++++ Rows
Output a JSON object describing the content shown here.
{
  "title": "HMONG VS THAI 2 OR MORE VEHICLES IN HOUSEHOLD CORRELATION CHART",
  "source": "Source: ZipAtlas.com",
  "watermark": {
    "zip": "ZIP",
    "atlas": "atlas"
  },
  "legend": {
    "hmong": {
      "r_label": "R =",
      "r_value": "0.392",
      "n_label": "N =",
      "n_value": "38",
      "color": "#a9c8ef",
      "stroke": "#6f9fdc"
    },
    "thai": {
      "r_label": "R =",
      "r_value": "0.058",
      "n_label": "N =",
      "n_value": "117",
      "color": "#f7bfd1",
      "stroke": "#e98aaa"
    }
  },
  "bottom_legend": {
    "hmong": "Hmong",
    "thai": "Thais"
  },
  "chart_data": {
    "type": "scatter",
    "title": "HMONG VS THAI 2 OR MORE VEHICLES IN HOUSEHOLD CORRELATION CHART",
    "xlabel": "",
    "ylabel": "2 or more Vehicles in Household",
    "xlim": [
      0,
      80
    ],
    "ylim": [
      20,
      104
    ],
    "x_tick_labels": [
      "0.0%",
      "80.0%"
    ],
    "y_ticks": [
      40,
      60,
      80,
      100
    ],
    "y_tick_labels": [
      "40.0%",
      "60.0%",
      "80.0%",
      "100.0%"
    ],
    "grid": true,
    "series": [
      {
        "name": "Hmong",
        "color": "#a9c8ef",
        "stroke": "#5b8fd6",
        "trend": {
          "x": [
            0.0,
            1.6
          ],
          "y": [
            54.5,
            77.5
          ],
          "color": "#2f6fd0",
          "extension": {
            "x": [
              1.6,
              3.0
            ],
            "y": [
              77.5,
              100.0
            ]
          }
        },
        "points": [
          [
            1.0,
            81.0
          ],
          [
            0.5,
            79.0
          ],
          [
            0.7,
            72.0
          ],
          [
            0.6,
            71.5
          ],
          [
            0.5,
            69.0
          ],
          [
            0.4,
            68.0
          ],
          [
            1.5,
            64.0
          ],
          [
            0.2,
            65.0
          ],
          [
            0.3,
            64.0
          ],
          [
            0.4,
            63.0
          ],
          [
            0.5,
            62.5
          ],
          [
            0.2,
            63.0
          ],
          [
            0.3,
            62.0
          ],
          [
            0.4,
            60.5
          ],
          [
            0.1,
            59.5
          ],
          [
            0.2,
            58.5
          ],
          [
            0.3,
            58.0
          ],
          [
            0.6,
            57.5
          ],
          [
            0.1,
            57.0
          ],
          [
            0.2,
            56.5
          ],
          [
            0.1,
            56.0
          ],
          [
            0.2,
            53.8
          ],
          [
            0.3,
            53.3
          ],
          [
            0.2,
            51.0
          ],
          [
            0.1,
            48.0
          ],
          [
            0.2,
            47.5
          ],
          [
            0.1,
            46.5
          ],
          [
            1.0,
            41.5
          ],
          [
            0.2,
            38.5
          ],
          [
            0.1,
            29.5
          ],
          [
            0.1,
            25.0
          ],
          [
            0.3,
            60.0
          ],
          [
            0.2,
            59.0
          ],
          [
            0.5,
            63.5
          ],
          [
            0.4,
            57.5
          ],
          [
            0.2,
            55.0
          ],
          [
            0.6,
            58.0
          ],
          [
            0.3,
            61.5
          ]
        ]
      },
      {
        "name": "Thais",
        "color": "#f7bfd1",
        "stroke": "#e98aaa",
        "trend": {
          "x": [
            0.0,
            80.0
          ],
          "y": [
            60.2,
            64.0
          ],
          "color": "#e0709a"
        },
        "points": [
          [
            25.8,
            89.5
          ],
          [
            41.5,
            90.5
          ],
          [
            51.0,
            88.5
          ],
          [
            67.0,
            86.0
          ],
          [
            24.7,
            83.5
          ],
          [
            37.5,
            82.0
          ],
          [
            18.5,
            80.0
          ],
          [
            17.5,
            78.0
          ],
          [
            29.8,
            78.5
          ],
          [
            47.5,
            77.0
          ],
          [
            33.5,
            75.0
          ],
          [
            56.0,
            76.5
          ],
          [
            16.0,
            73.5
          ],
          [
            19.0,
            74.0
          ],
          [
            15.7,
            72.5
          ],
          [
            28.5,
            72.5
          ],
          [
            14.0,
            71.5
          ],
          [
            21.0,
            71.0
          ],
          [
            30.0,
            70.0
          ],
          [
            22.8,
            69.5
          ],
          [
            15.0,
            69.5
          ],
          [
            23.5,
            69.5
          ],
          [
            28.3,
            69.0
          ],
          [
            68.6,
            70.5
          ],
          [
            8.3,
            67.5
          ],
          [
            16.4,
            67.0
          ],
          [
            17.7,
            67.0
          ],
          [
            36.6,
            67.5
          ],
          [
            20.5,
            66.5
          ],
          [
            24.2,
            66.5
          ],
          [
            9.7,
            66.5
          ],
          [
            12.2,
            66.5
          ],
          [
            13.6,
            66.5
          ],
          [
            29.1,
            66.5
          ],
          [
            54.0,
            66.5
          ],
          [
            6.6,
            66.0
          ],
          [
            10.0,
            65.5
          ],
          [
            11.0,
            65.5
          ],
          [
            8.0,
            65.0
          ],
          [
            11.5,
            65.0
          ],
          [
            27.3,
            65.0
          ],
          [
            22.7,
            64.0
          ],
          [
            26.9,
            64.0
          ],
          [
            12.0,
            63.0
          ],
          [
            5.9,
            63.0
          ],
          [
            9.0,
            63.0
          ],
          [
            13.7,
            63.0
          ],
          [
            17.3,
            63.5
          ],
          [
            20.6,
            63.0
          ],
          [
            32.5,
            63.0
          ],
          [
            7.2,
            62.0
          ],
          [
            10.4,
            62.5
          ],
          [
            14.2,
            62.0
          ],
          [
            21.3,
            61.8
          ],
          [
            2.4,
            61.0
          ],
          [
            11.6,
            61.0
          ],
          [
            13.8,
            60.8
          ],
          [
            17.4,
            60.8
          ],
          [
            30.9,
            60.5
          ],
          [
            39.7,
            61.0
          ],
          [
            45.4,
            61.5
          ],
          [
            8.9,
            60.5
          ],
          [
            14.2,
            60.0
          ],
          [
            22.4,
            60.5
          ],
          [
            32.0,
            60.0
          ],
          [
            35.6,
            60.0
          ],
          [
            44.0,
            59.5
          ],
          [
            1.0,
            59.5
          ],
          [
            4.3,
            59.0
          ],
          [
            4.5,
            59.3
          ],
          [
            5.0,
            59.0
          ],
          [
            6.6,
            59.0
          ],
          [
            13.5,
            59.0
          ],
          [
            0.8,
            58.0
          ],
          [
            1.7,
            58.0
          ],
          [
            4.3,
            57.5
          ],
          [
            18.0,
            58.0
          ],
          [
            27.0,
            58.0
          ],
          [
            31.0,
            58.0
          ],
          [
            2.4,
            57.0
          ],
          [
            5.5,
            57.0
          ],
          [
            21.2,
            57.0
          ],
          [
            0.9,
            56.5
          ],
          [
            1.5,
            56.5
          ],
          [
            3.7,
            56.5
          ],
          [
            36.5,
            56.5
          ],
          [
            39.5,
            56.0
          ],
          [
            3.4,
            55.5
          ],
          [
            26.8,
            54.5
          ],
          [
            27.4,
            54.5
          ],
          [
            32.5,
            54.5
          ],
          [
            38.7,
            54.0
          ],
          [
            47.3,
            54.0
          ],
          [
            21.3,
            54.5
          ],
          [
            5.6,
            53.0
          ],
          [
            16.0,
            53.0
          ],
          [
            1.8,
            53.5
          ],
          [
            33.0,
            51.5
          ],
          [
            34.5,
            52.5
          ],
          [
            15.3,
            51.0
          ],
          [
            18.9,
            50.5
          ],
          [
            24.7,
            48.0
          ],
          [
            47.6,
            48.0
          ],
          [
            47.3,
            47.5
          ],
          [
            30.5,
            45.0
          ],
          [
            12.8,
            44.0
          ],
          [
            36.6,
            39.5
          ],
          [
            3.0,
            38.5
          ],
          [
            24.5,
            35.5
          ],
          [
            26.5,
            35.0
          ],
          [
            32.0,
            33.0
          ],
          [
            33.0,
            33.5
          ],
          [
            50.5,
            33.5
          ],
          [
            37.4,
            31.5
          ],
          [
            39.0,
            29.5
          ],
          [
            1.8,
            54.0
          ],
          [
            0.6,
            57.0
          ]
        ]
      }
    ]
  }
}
++++++++
++++ Rows
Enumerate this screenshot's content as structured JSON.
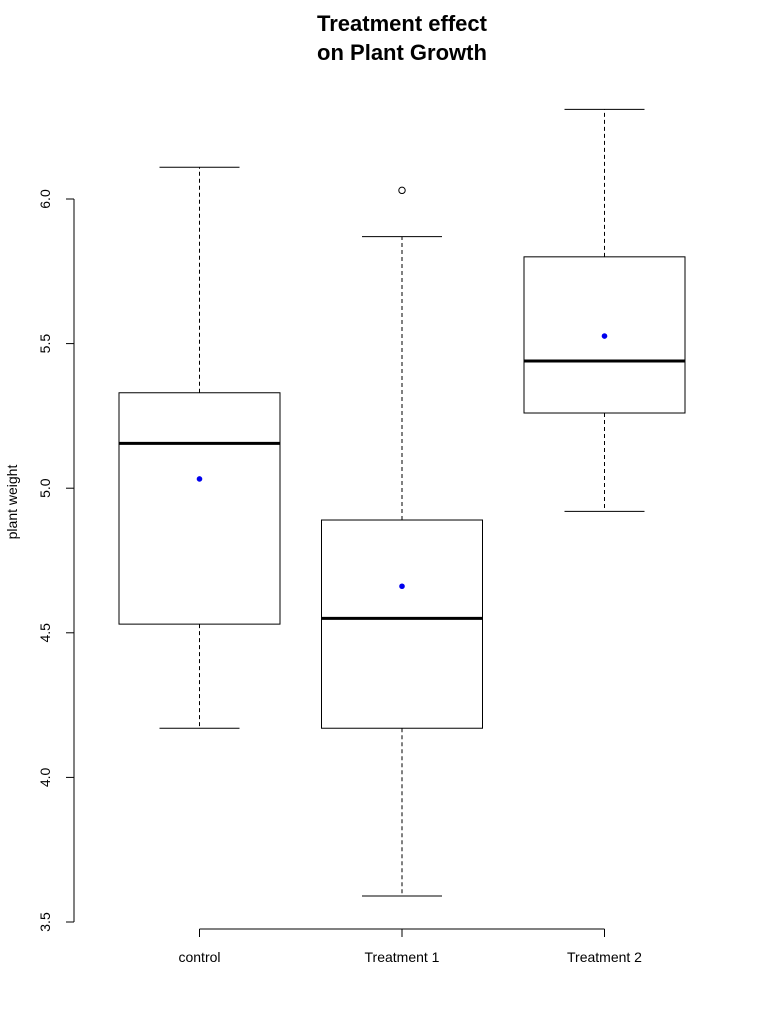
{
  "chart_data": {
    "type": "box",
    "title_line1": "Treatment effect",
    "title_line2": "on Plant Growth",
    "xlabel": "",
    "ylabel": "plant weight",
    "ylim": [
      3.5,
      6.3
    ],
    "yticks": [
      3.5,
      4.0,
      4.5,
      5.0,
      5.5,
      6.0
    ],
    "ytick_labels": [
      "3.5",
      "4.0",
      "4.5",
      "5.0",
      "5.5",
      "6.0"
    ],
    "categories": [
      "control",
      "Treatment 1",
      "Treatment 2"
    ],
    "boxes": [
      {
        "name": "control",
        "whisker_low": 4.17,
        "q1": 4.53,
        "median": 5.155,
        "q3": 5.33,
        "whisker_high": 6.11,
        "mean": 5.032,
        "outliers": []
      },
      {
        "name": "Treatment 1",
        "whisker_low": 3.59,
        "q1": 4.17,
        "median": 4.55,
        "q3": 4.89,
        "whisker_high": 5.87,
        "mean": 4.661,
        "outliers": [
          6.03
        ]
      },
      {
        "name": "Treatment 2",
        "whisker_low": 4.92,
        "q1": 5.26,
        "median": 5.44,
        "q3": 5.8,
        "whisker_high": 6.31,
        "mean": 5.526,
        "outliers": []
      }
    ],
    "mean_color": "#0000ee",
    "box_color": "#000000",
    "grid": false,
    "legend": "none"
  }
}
++++++++
++++ Rows
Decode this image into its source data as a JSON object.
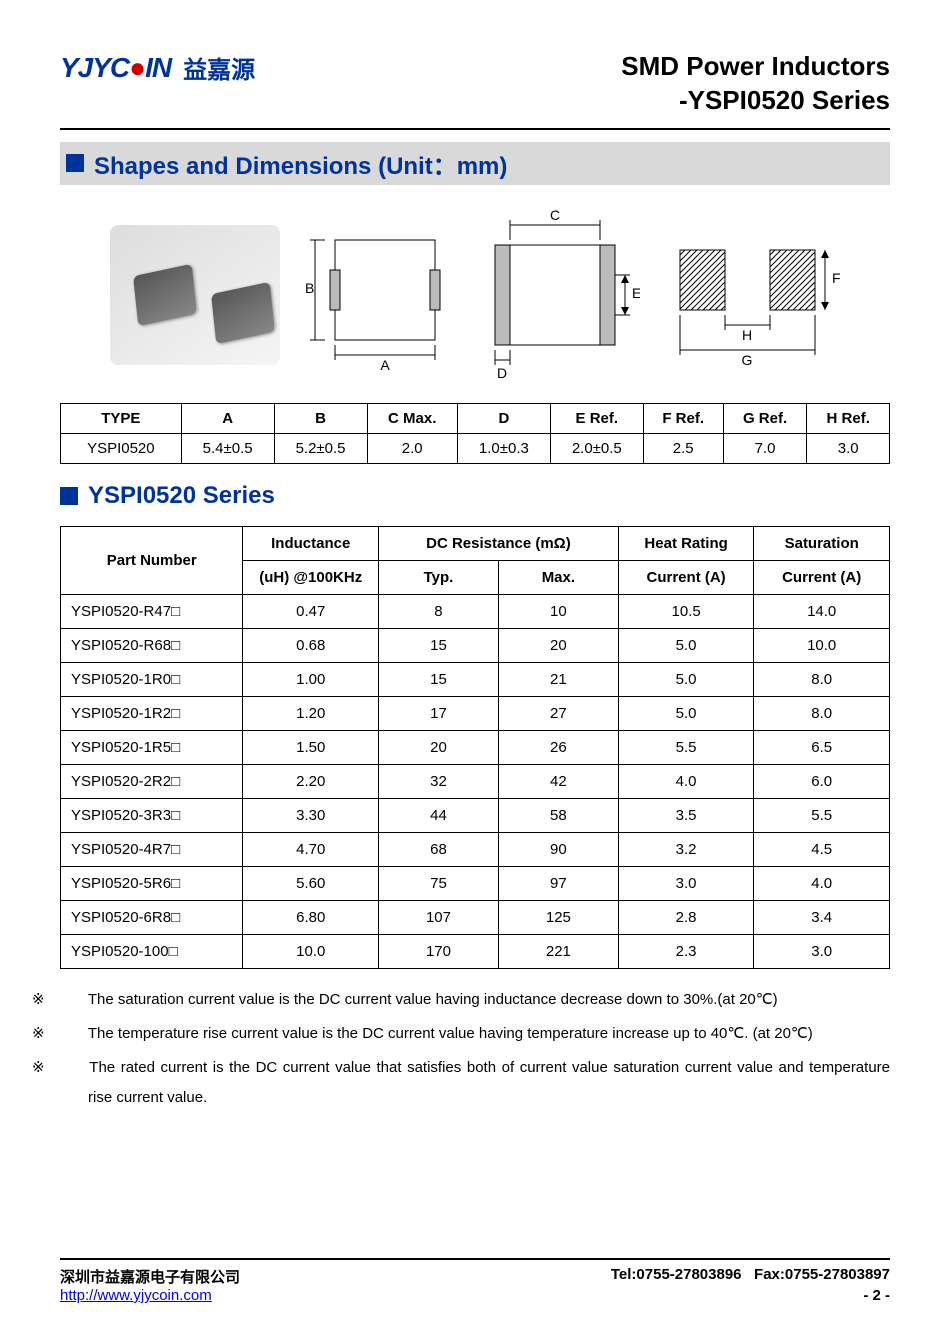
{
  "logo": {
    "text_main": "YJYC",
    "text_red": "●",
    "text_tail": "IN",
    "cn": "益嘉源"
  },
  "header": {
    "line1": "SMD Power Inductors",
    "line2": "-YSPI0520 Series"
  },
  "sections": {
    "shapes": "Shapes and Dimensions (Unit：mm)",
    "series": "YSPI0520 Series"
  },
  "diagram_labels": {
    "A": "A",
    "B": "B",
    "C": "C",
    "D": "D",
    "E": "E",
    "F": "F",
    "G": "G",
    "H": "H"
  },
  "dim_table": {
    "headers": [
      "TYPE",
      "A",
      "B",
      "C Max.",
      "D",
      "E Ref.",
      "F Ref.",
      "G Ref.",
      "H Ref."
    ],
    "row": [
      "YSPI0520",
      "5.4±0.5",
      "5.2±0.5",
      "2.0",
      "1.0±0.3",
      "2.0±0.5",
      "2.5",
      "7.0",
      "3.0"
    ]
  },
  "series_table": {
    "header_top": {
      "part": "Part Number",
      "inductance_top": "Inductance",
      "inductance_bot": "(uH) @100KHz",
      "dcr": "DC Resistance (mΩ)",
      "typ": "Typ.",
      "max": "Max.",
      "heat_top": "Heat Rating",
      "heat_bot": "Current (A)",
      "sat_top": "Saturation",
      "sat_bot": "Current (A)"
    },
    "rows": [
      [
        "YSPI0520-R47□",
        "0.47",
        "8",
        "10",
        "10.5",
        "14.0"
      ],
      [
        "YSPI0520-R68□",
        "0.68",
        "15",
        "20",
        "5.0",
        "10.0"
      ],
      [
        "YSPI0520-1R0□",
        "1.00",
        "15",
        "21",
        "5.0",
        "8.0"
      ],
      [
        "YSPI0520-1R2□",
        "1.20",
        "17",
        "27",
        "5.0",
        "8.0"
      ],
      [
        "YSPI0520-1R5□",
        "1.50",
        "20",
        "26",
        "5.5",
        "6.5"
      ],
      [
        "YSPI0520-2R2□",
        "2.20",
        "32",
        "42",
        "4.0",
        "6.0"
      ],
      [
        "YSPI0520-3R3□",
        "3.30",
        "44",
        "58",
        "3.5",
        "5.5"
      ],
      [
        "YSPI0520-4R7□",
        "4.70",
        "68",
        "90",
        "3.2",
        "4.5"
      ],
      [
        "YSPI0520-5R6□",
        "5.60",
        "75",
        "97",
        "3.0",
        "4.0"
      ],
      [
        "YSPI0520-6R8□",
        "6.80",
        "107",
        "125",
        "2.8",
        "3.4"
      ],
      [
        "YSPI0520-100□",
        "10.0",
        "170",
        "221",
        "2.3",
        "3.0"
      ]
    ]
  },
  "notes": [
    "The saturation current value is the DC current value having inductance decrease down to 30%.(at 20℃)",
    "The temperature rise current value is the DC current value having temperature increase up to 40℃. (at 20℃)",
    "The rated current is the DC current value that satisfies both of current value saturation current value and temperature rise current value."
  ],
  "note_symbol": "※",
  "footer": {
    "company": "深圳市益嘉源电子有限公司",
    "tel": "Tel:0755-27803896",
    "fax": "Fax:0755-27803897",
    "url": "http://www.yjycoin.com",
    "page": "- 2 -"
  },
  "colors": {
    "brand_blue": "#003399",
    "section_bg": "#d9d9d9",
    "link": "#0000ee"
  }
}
++++++++
* _Request_
Gather each line from the entries above that includes the word "stroke".

* _Written response_
      "stroke": "#6f9fdc"
      "stroke": "#e98aaa"
        "stroke": "#5b8fd6",
        "stroke": "#e98aaa",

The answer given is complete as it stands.